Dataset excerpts
****

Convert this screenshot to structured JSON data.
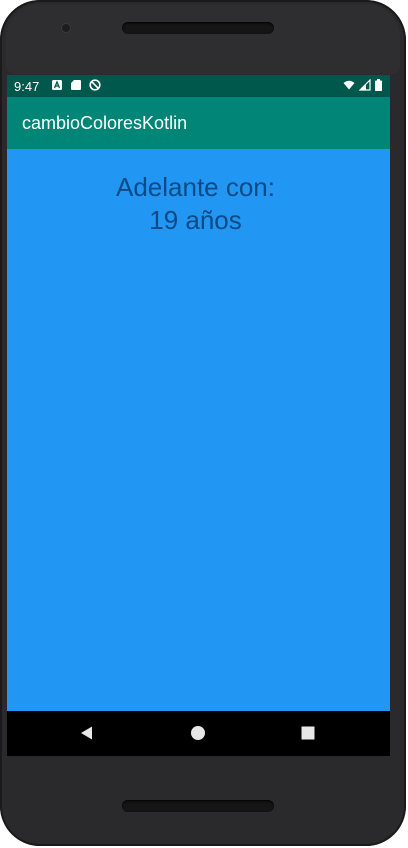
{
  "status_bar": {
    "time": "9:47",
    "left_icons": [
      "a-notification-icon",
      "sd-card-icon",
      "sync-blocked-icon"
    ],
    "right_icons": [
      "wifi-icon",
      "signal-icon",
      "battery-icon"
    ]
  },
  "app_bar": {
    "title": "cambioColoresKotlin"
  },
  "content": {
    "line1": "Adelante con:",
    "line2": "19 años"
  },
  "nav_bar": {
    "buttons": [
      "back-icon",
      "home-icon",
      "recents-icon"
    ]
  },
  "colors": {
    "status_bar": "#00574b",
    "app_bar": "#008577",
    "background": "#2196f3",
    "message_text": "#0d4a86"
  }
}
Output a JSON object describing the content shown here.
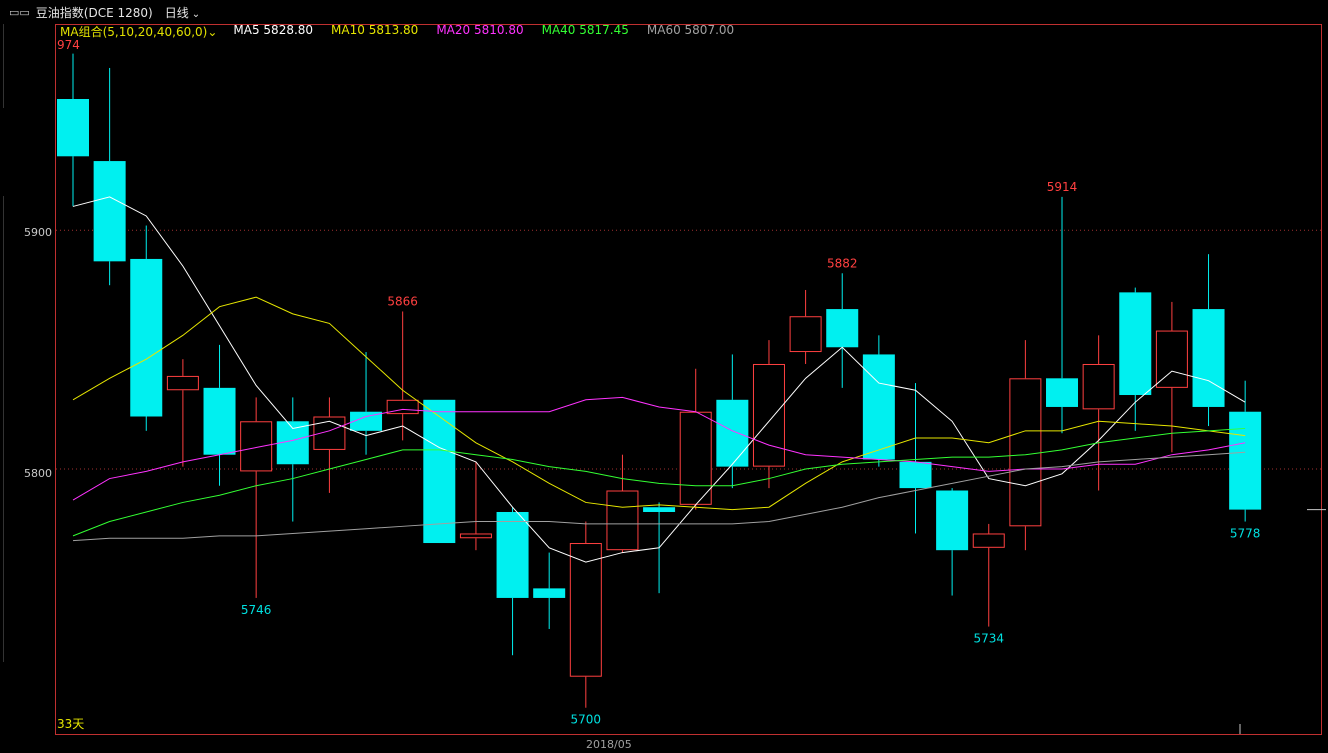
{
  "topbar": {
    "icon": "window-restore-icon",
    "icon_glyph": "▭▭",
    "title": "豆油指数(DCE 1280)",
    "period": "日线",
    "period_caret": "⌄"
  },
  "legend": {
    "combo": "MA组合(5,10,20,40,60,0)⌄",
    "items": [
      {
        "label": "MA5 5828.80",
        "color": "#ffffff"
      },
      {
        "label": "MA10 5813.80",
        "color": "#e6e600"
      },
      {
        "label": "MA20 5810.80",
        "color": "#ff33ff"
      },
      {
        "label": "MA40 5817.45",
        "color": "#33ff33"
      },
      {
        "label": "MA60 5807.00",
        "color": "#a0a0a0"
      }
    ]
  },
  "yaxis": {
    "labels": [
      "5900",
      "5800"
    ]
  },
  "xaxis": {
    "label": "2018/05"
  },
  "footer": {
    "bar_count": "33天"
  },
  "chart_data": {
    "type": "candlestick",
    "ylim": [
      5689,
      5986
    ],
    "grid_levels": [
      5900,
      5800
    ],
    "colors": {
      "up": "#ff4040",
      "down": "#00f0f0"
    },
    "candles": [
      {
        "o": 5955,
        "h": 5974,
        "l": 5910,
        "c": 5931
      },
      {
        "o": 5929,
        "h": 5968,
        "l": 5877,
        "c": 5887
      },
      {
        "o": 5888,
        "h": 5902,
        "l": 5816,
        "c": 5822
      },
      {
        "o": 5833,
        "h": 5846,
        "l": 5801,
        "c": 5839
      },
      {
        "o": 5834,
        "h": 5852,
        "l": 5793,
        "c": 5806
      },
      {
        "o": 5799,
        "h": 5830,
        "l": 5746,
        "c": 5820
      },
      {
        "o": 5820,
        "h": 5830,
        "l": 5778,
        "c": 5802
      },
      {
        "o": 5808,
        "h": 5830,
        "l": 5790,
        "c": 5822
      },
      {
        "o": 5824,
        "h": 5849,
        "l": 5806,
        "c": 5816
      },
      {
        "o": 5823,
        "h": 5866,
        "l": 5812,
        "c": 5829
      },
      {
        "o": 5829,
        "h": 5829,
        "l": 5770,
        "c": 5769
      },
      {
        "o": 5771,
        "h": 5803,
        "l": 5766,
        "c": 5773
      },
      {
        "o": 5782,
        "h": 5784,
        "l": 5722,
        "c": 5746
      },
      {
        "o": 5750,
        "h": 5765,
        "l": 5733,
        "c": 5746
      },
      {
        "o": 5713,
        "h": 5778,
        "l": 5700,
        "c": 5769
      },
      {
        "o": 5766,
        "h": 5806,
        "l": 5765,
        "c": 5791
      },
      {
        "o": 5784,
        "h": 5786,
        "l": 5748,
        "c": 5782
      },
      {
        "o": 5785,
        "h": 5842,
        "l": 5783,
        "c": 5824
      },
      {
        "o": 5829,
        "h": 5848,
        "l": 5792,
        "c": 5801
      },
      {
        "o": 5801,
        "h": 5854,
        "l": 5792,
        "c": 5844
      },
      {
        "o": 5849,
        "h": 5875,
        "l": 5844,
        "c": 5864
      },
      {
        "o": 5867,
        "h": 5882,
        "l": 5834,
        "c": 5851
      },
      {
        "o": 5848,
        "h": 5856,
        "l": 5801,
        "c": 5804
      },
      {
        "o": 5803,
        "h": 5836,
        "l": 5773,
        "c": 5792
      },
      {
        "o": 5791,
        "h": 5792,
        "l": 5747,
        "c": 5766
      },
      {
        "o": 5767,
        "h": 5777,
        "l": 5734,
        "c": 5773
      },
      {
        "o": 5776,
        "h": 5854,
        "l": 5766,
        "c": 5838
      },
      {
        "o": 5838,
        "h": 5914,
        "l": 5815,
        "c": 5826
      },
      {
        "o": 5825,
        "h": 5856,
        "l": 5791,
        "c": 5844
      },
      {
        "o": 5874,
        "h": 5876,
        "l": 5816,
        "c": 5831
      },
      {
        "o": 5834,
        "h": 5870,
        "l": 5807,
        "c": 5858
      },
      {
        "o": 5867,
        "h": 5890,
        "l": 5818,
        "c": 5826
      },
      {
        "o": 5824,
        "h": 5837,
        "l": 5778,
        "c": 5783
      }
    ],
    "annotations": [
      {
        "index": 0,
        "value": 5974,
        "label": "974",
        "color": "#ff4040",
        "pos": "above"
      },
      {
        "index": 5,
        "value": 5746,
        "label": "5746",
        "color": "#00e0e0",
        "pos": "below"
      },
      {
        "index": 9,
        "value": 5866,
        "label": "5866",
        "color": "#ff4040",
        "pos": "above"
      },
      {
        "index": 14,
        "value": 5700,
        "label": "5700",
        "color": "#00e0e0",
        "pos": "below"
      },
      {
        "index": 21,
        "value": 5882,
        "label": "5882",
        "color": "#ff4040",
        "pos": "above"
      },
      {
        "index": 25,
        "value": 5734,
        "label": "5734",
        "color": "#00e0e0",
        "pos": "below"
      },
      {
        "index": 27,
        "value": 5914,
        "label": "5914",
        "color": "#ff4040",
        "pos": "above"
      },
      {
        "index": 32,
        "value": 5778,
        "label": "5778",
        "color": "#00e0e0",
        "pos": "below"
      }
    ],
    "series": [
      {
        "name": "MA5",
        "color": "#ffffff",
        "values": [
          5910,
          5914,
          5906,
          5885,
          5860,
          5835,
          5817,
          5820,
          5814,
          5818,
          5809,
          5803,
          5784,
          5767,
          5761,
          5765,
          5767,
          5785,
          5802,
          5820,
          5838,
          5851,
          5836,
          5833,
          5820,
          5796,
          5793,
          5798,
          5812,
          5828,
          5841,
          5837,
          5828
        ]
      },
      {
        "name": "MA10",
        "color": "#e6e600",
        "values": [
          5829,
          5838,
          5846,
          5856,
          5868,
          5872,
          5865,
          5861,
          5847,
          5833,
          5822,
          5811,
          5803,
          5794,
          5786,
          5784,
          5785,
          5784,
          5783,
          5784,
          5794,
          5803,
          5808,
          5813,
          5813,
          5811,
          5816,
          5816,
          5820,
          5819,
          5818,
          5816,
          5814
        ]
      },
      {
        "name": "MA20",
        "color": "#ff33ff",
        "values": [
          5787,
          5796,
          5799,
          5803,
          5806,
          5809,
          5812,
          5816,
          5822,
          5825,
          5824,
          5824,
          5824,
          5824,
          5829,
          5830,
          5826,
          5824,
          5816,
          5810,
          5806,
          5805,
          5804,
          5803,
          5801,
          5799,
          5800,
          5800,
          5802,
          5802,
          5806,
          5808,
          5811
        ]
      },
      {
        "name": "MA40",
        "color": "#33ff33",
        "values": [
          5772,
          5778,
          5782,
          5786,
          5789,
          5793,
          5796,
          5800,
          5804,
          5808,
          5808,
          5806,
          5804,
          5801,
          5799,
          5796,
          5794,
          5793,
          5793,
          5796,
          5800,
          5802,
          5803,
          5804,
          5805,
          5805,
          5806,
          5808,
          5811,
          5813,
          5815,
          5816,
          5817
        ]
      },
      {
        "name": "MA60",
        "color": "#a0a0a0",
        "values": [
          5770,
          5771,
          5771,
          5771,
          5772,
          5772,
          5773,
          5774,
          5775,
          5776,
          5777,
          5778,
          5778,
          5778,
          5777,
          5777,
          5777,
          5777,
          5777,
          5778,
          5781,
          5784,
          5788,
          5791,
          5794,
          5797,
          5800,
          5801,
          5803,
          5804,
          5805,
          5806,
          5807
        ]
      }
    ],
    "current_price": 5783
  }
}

****

▶ What is asked: Scan the lines above for "name", then copy every one that has it.

▶ Complete answer:
        "name": "MA5",
        "name": "MA10",
        "name": "MA20",
        "name": "MA40",
        "name": "MA60",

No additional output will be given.